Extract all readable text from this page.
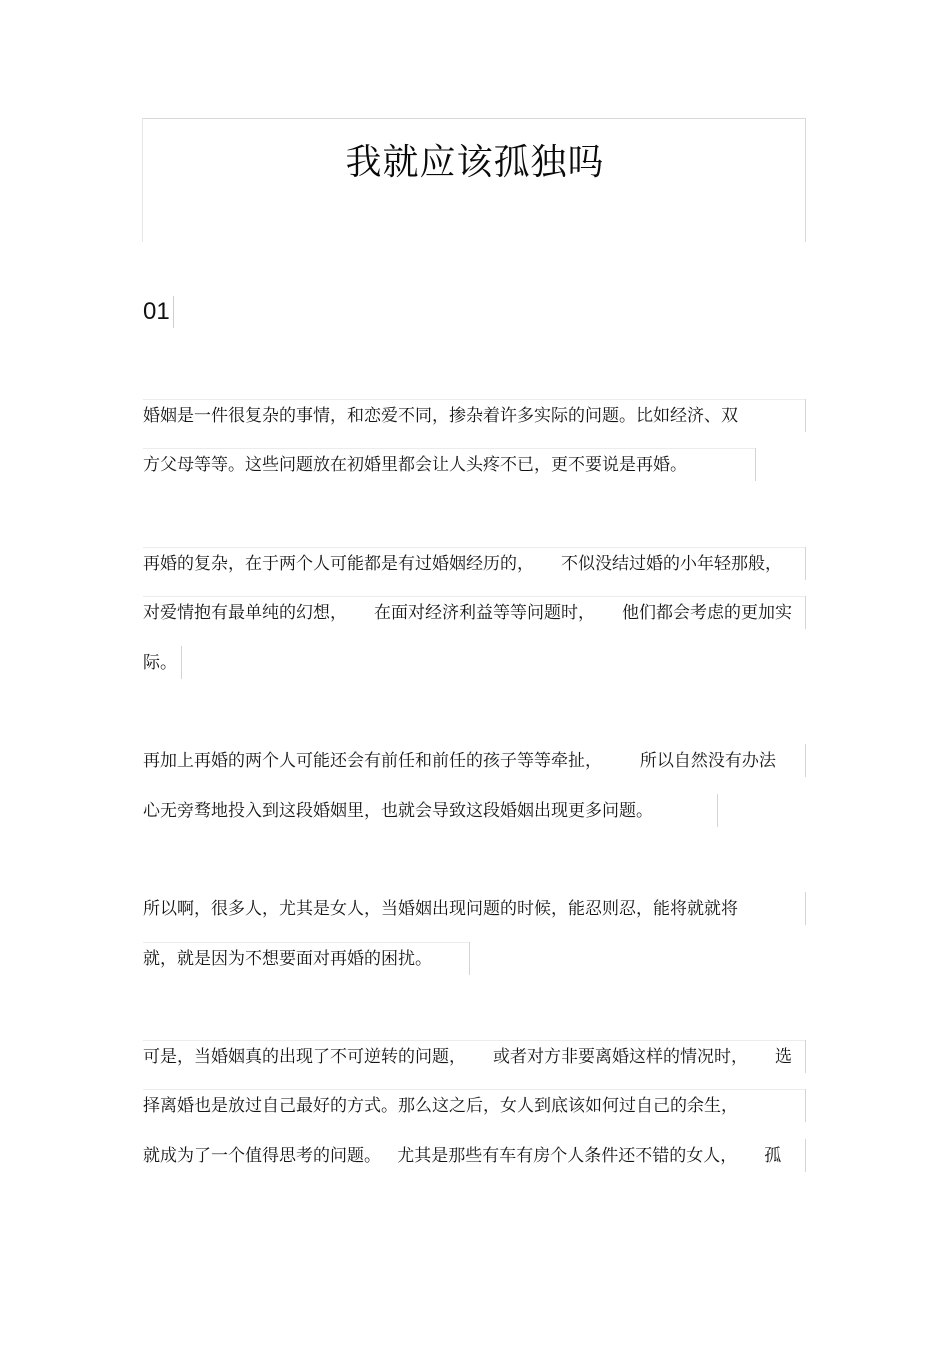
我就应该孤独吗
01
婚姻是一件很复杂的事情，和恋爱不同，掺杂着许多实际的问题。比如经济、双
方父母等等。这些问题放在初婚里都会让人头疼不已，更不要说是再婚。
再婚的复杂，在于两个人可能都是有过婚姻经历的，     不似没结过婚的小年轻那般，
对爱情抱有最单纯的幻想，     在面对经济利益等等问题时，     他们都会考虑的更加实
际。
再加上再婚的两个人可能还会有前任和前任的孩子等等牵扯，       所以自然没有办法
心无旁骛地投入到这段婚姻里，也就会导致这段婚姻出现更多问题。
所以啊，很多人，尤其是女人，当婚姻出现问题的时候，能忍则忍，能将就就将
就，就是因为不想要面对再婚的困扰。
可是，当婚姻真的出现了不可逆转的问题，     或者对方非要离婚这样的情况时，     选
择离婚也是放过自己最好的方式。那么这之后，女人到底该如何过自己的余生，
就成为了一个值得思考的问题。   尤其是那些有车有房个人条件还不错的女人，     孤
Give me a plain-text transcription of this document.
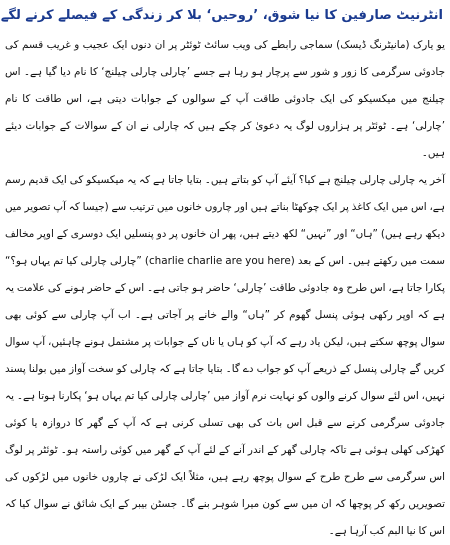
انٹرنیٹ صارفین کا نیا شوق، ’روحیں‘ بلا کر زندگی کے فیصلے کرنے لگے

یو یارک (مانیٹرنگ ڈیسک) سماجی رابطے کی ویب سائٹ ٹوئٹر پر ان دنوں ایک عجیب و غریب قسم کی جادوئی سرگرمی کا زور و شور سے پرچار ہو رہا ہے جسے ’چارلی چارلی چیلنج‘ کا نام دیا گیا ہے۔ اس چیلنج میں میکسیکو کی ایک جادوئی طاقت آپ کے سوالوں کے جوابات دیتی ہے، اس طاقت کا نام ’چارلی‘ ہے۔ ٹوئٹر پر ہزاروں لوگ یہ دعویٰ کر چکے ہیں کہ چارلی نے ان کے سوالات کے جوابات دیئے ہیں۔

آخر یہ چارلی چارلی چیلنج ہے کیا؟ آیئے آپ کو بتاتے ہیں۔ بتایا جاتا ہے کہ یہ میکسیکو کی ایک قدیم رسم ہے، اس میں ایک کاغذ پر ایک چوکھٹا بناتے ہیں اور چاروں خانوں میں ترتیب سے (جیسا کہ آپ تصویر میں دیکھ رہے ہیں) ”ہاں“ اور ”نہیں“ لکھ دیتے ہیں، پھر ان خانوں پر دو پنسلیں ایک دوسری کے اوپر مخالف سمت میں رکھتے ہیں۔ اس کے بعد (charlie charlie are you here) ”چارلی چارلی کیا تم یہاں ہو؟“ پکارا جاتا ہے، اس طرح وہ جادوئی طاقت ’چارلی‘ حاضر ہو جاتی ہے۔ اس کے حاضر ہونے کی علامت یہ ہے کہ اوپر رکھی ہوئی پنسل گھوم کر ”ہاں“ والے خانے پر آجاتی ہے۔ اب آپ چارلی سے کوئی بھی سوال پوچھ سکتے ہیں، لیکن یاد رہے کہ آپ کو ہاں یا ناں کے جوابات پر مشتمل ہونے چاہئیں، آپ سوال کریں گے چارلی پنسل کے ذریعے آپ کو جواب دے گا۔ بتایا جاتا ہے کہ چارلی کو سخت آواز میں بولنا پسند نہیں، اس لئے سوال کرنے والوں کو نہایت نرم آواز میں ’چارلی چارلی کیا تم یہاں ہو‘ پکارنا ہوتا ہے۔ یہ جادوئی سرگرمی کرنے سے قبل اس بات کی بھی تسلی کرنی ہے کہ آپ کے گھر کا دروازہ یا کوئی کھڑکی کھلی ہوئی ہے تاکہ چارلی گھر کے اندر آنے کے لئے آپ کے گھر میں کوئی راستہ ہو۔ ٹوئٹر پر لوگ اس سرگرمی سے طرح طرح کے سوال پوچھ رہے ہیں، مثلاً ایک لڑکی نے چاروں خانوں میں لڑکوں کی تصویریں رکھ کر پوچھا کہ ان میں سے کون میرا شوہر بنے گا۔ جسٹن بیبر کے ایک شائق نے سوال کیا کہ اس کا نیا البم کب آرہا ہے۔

==

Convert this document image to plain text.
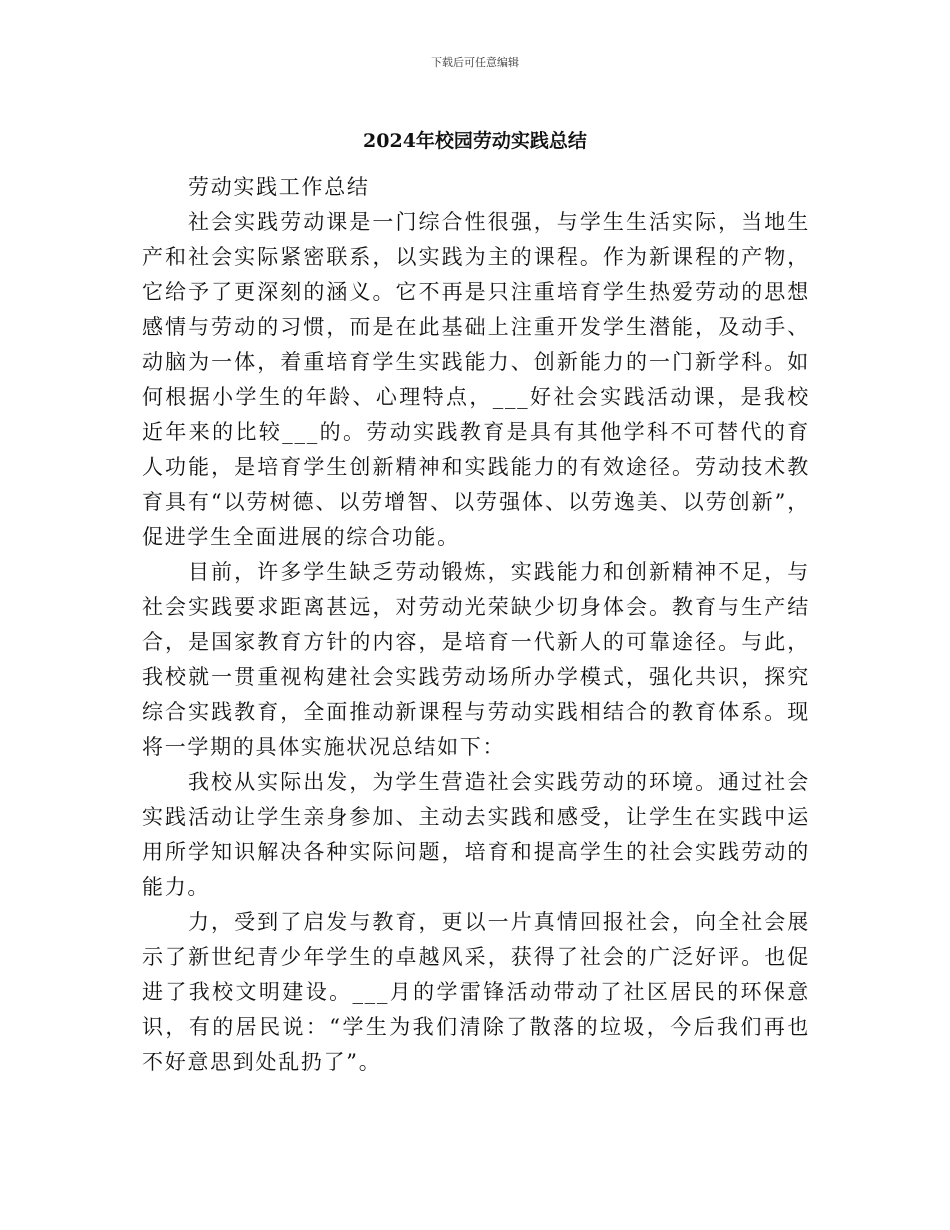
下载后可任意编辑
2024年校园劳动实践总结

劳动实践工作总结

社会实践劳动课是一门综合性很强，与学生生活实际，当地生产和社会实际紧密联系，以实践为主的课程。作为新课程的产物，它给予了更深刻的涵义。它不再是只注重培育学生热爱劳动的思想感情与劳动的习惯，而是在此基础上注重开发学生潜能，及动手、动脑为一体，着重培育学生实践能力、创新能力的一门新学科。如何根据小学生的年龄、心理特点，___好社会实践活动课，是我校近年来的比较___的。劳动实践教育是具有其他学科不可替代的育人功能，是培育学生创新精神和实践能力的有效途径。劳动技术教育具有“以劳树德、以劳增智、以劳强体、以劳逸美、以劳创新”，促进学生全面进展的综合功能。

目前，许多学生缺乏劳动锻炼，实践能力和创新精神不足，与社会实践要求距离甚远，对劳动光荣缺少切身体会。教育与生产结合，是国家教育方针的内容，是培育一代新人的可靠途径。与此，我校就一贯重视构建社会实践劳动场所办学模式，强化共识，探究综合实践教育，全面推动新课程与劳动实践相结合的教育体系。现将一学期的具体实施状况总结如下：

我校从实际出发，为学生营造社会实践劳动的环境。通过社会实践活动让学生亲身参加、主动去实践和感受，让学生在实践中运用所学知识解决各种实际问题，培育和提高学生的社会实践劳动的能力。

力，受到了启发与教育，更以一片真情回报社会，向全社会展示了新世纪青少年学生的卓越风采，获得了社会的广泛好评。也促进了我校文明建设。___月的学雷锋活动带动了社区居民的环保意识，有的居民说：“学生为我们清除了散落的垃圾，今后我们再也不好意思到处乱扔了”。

* * *

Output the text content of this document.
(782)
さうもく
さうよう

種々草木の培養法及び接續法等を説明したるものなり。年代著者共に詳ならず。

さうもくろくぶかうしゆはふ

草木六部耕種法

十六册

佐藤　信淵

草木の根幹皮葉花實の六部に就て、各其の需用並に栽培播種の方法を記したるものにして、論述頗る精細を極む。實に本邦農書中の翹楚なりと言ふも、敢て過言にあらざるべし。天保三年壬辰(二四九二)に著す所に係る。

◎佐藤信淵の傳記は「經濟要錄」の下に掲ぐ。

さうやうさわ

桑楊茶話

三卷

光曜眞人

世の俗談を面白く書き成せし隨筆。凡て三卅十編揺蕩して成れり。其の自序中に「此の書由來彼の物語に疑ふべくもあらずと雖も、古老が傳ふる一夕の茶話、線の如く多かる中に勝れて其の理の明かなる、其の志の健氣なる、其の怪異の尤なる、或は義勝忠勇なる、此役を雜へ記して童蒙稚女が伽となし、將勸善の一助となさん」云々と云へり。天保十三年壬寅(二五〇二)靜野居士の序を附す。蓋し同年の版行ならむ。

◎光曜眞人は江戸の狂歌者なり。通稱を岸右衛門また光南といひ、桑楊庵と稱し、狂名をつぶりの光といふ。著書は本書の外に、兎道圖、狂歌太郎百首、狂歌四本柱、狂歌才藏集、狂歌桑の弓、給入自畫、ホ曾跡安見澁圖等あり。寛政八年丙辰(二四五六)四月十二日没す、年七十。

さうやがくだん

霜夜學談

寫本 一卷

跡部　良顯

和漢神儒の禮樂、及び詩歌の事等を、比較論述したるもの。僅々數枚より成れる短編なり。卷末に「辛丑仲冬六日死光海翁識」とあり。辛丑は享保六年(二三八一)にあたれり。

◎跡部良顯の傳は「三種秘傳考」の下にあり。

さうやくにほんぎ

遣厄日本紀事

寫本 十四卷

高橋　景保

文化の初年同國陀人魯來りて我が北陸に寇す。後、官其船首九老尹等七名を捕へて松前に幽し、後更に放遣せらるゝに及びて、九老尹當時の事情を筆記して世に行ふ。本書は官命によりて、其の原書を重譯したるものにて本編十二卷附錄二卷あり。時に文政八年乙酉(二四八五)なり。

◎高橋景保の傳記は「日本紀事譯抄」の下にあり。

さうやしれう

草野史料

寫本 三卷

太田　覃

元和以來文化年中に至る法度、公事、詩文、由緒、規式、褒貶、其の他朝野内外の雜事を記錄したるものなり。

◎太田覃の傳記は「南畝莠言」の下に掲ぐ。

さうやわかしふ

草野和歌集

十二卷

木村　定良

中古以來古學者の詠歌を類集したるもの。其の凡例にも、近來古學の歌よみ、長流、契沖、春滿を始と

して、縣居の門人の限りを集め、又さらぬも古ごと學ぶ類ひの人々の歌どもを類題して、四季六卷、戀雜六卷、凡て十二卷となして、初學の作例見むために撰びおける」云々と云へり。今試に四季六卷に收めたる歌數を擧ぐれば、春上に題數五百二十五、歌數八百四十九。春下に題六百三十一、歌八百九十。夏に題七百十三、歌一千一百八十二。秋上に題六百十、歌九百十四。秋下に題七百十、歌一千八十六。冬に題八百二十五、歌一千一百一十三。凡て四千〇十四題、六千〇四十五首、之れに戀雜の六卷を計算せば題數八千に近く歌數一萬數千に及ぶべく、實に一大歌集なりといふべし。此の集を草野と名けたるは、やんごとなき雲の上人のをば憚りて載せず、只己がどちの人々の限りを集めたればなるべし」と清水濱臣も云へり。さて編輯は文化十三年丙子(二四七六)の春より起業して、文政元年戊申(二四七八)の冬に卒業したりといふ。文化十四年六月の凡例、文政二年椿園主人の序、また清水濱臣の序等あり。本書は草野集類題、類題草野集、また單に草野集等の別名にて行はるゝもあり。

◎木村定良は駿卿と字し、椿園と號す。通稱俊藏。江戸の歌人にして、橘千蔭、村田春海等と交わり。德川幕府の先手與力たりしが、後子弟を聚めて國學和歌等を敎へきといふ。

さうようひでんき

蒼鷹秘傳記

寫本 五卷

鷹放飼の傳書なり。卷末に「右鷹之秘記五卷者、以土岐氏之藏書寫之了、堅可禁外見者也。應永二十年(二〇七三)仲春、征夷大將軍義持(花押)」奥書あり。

▶ PROBLEM DETAILS
Count the lines in the records above that contain the word "の下にあり", and give only the number.

▶ EXERCISE SOLUTION
2